Exercise requirements: Copy every record below exactly as written, but leave out the pictures.

[Stored entries]
+---+

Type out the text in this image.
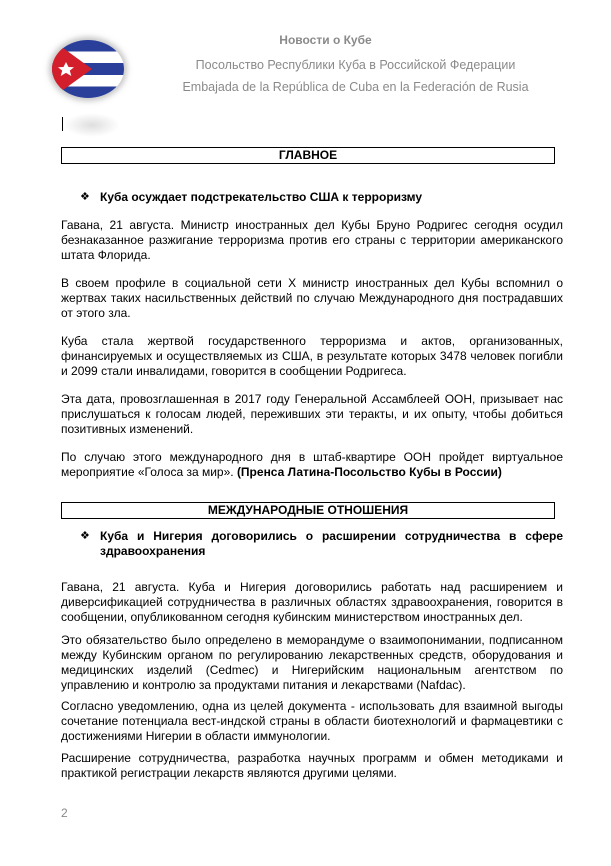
Новости о Кубе
Посольство Республики Куба в Российской Федерации
Embajada de la República de Cuba en la Federación de Rusia
ГЛАВНОЕ
❖ Куба осуждает подстрекательство США к терроризму

Гавана, 21 августа. Министр иностранных дел Кубы Бруно Родригес сегодня осудил безнаказанное разжигание терроризма против его страны с территории американского штата Флорида.

В своем профиле в социальной сети X министр иностранных дел Кубы вспомнил о жертвах таких насильственных действий по случаю Международного дня пострадавших от этого зла.

Куба стала жертвой государственного терроризма и актов, организованных, финансируемых и осуществляемых из США, в результате которых 3478 человек погибли и 2099 стали инвалидами, говорится в сообщении Родригеса.

Эта дата, провозглашенная в 2017 году Генеральной Ассамблеей ООН, призывает нас прислушаться к голосам людей, переживших эти теракты, и их опыту, чтобы добиться позитивных изменений.

По случаю этого международного дня в штаб-квартире ООН пройдет виртуальное мероприятие «Голоса за мир». (Пренса Латина-Посольство Кубы в России)

МЕЖДУНАРОДНЫЕ ОТНОШЕНИЯ
❖ Куба и Нигерия договорились о расширении сотрудничества в сфере здравоохранения

Гавана, 21 августа. Куба и Нигерия договорились работать над расширением и диверсификацией сотрудничества в различных областях здравоохранения, говорится в сообщении, опубликованном сегодня кубинским министерством иностранных дел.

Это обязательство было определено в меморандуме о взаимопонимании, подписанном между Кубинским органом по регулированию лекарственных средств, оборудования и медицинских изделий (Cedmec) и Нигерийским национальным агентством по управлению и контролю за продуктами питания и лекарствами (Nafdac).

Согласно уведомлению, одна из целей документа - использовать для взаимной выгоды сочетание потенциала вест-индской страны в области биотехнологий и фармацевтики с достижениями Нигерии в области иммунологии.

Расширение сотрудничества, разработка научных программ и обмен методиками и практикой регистрации лекарств являются другими целями.

2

+---+

Written response:
Type out the text in this image.
Новости о Кубе
Посольство Республики Куба в Российской Федерации
Embajada de la República de Cuba en la Federación de Rusia
ГЛАВНОЕ
❖ Куба осуждает подстрекательство США к терроризму

Гавана, 21 августа. Министр иностранных дел Кубы Бруно Родригес сегодня осудил безнаказанное разжигание терроризма против его страны с территории американского штата Флорида.

В своем профиле в социальной сети X министр иностранных дел Кубы вспомнил о жертвах таких насильственных действий по случаю Международного дня пострадавших от этого зла.

Куба стала жертвой государственного терроризма и актов, организованных, финансируемых и осуществляемых из США, в результате которых 3478 человек погибли и 2099 стали инвалидами, говорится в сообщении Родригеса.

Эта дата, провозглашенная в 2017 году Генеральной Ассамблеей ООН, призывает нас прислушаться к голосам людей, переживших эти теракты, и их опыту, чтобы добиться позитивных изменений.

По случаю этого международного дня в штаб-квартире ООН пройдет виртуальное мероприятие «Голоса за мир». (Пренса Латина-Посольство Кубы в России)

МЕЖДУНАРОДНЫЕ ОТНОШЕНИЯ
❖ Куба и Нигерия договорились о расширении сотрудничества в сфере здравоохранения

Гавана, 21 августа. Куба и Нигерия договорились работать над расширением и диверсификацией сотрудничества в различных областях здравоохранения, говорится в сообщении, опубликованном сегодня кубинским министерством иностранных дел.

Это обязательство было определено в меморандуме о взаимопонимании, подписанном между Кубинским органом по регулированию лекарственных средств, оборудования и медицинских изделий (Cedmec) и Нигерийским национальным агентством по управлению и контролю за продуктами питания и лекарствами (Nafdac).

Согласно уведомлению, одна из целей документа - использовать для взаимной выгоды сочетание потенциала вест-индской страны в области биотехнологий и фармацевтики с достижениями Нигерии в области иммунологии.

Расширение сотрудничества, разработка научных программ и обмен методиками и практикой регистрации лекарств являются другими целями.

2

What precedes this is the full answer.